YOUR INSTRUCTIONS: Reproduce the listing below verbatim.

◆ ◆ ◆ ◆ ◆

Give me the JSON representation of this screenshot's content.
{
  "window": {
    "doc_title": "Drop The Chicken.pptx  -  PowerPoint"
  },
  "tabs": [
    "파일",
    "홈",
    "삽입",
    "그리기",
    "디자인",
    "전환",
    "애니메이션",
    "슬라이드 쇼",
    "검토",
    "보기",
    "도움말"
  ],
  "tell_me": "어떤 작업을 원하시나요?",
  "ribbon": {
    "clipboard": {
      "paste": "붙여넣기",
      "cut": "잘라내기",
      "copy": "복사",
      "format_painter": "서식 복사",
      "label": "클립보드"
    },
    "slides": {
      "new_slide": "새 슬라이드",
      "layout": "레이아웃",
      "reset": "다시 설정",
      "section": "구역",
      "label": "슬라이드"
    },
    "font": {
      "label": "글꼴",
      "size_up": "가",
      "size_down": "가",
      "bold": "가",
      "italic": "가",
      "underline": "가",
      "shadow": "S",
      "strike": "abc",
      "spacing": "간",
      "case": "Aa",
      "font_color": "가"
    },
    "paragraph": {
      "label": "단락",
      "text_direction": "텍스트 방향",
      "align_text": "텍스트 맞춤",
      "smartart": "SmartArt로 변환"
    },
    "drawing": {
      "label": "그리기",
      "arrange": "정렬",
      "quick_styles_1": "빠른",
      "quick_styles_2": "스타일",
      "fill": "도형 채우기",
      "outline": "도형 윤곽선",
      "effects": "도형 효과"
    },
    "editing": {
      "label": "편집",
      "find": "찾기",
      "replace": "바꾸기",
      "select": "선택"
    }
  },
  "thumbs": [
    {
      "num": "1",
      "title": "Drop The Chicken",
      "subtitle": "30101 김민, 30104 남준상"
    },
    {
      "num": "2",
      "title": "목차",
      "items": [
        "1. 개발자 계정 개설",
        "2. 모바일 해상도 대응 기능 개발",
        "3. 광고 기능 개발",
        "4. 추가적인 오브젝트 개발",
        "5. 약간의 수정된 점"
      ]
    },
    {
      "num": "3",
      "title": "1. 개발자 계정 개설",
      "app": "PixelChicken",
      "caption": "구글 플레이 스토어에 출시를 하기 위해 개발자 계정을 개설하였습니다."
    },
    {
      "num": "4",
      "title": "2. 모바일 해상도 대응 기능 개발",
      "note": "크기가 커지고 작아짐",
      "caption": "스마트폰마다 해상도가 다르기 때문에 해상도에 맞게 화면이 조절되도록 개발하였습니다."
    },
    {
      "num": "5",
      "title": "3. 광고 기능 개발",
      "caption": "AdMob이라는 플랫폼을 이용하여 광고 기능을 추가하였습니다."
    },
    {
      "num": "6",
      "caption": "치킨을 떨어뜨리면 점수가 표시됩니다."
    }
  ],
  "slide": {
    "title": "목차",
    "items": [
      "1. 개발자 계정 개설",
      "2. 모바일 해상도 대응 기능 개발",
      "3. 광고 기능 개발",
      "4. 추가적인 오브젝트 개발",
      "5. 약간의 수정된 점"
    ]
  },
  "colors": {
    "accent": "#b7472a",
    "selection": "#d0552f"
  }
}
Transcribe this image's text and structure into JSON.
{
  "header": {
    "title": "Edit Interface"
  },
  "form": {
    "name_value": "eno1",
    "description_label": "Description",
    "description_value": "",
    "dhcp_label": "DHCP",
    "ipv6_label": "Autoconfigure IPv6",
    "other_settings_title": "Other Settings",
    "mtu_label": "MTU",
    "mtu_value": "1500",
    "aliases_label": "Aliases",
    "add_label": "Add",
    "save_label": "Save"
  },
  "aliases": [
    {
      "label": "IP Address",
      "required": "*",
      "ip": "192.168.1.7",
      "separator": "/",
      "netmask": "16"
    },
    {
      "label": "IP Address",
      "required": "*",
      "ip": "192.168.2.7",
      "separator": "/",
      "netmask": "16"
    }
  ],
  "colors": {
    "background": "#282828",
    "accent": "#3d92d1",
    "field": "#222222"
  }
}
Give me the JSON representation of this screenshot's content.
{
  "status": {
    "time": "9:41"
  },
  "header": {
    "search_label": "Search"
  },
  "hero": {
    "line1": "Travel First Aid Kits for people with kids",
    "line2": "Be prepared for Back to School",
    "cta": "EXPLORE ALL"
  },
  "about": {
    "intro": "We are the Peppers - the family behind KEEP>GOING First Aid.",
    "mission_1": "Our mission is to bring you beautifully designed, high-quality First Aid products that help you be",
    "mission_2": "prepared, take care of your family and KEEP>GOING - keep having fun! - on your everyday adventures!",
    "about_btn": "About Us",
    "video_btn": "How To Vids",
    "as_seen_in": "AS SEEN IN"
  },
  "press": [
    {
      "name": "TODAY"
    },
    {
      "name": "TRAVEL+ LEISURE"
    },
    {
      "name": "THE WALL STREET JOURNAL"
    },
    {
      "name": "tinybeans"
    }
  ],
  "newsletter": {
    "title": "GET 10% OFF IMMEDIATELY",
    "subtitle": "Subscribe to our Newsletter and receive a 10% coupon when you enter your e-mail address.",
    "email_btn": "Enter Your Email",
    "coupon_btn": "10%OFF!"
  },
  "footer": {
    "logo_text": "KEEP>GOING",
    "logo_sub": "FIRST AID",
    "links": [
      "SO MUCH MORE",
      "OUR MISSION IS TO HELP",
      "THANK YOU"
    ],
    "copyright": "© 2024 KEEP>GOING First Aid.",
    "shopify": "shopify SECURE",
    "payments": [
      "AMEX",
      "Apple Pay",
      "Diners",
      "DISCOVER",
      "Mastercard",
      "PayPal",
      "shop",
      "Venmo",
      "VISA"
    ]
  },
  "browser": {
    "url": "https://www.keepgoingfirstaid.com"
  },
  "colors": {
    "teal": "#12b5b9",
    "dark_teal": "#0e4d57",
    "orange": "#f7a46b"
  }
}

◆ ◆ ◆ ◆ ◆

WRITTEN ANSWER:
Give me the JSON representation of this screenshot's content.
{
  "window": {
    "doc_title": "Drop The Chicken.pptx  -  PowerPoint"
  },
  "tabs": [
    "파일",
    "홈",
    "삽입",
    "그리기",
    "디자인",
    "전환",
    "애니메이션",
    "슬라이드 쇼",
    "검토",
    "보기",
    "도움말"
  ],
  "tell_me": "어떤 작업을 원하시나요?",
  "ribbon": {
    "clipboard": {
      "paste": "붙여넣기",
      "cut": "잘라내기",
      "copy": "복사",
      "format_painter": "서식 복사",
      "label": "클립보드"
    },
    "slides": {
      "new_slide": "새 슬라이드",
      "layout": "레이아웃",
      "reset": "다시 설정",
      "section": "구역",
      "label": "슬라이드"
    },
    "font": {
      "label": "글꼴",
      "size_up": "가",
      "size_down": "가",
      "bold": "가",
      "italic": "가",
      "underline": "가",
      "shadow": "S",
      "strike": "abc",
      "spacing": "간",
      "case": "Aa",
      "font_color": "가"
    },
    "paragraph": {
      "label": "단락",
      "text_direction": "텍스트 방향",
      "align_text": "텍스트 맞춤",
      "smartart": "SmartArt로 변환"
    },
    "drawing": {
      "label": "그리기",
      "arrange": "정렬",
      "quick_styles_1": "빠른",
      "quick_styles_2": "스타일",
      "fill": "도형 채우기",
      "outline": "도형 윤곽선",
      "effects": "도형 효과"
    },
    "editing": {
      "label": "편집",
      "find": "찾기",
      "replace": "바꾸기",
      "select": "선택"
    }
  },
  "thumbs": [
    {
      "num": "1",
      "title": "Drop The Chicken",
      "subtitle": "30101 김민, 30104 남준상"
    },
    {
      "num": "2",
      "title": "목차",
      "items": [
        "1. 개발자 계정 개설",
        "2. 모바일 해상도 대응 기능 개발",
        "3. 광고 기능 개발",
        "4. 추가적인 오브젝트 개발",
        "5. 약간의 수정된 점"
      ]
    },
    {
      "num": "3",
      "title": "1. 개발자 계정 개설",
      "app": "PixelChicken",
      "caption": "구글 플레이 스토어에 출시를 하기 위해 개발자 계정을 개설하였습니다."
    },
    {
      "num": "4",
      "title": "2. 모바일 해상도 대응 기능 개발",
      "note": "크기가 커지고 작아짐",
      "caption": "스마트폰마다 해상도가 다르기 때문에 해상도에 맞게 화면이 조절되도록 개발하였습니다."
    },
    {
      "num": "5",
      "title": "3. 광고 기능 개발",
      "caption": "AdMob이라는 플랫폼을 이용하여 광고 기능을 추가하였습니다."
    },
    {
      "num": "6",
      "caption": "치킨을 떨어뜨리면 점수가 표시됩니다."
    }
  ],
  "slide": {
    "title": "목차",
    "items": [
      "1. 개발자 계정 개설",
      "2. 모바일 해상도 대응 기능 개발",
      "3. 광고 기능 개발",
      "4. 추가적인 오브젝트 개발",
      "5. 약간의 수정된 점"
    ]
  },
  "colors": {
    "accent": "#b7472a",
    "selection": "#d0552f"
  }
}
Transcribe this image's text and structure into JSON.
{
  "header": {
    "title": "Edit Interface"
  },
  "form": {
    "name_value": "eno1",
    "description_label": "Description",
    "description_value": "",
    "dhcp_label": "DHCP",
    "ipv6_label": "Autoconfigure IPv6",
    "other_settings_title": "Other Settings",
    "mtu_label": "MTU",
    "mtu_value": "1500",
    "aliases_label": "Aliases",
    "add_label": "Add",
    "save_label": "Save"
  },
  "aliases": [
    {
      "label": "IP Address",
      "required": "*",
      "ip": "192.168.1.7",
      "separator": "/",
      "netmask": "16"
    },
    {
      "label": "IP Address",
      "required": "*",
      "ip": "192.168.2.7",
      "separator": "/",
      "netmask": "16"
    }
  ],
  "colors": {
    "background": "#282828",
    "accent": "#3d92d1",
    "field": "#222222"
  }
}
Give me the JSON representation of this screenshot's content.
{
  "status": {
    "time": "9:41"
  },
  "header": {
    "search_label": "Search"
  },
  "hero": {
    "line1": "Travel First Aid Kits for people with kids",
    "line2": "Be prepared for Back to School",
    "cta": "EXPLORE ALL"
  },
  "about": {
    "intro": "We are the Peppers - the family behind KEEP>GOING First Aid.",
    "mission_1": "Our mission is to bring you beautifully designed, high-quality First Aid products that help you be",
    "mission_2": "prepared, take care of your family and KEEP>GOING - keep having fun! - on your everyday adventures!",
    "about_btn": "About Us",
    "video_btn": "How To Vids",
    "as_seen_in": "AS SEEN IN"
  },
  "press": [
    {
      "name": "TODAY"
    },
    {
      "name": "TRAVEL+ LEISURE"
    },
    {
      "name": "THE WALL STREET JOURNAL"
    },
    {
      "name": "tinybeans"
    }
  ],
  "newsletter": {
    "title": "GET 10% OFF IMMEDIATELY",
    "subtitle": "Subscribe to our Newsletter and receive a 10% coupon when you enter your e-mail address.",
    "email_btn": "Enter Your Email",
    "coupon_btn": "10%OFF!"
  },
  "footer": {
    "logo_text": "KEEP>GOING",
    "logo_sub": "FIRST AID",
    "links": [
      "SO MUCH MORE",
      "OUR MISSION IS TO HELP",
      "THANK YOU"
    ],
    "copyright": "© 2024 KEEP>GOING First Aid.",
    "shopify": "shopify SECURE",
    "payments": [
      "AMEX",
      "Apple Pay",
      "Diners",
      "DISCOVER",
      "Mastercard",
      "PayPal",
      "shop",
      "Venmo",
      "VISA"
    ]
  },
  "browser": {
    "url": "https://www.keepgoingfirstaid.com"
  },
  "colors": {
    "teal": "#12b5b9",
    "dark_teal": "#0e4d57",
    "orange": "#f7a46b"
  }
}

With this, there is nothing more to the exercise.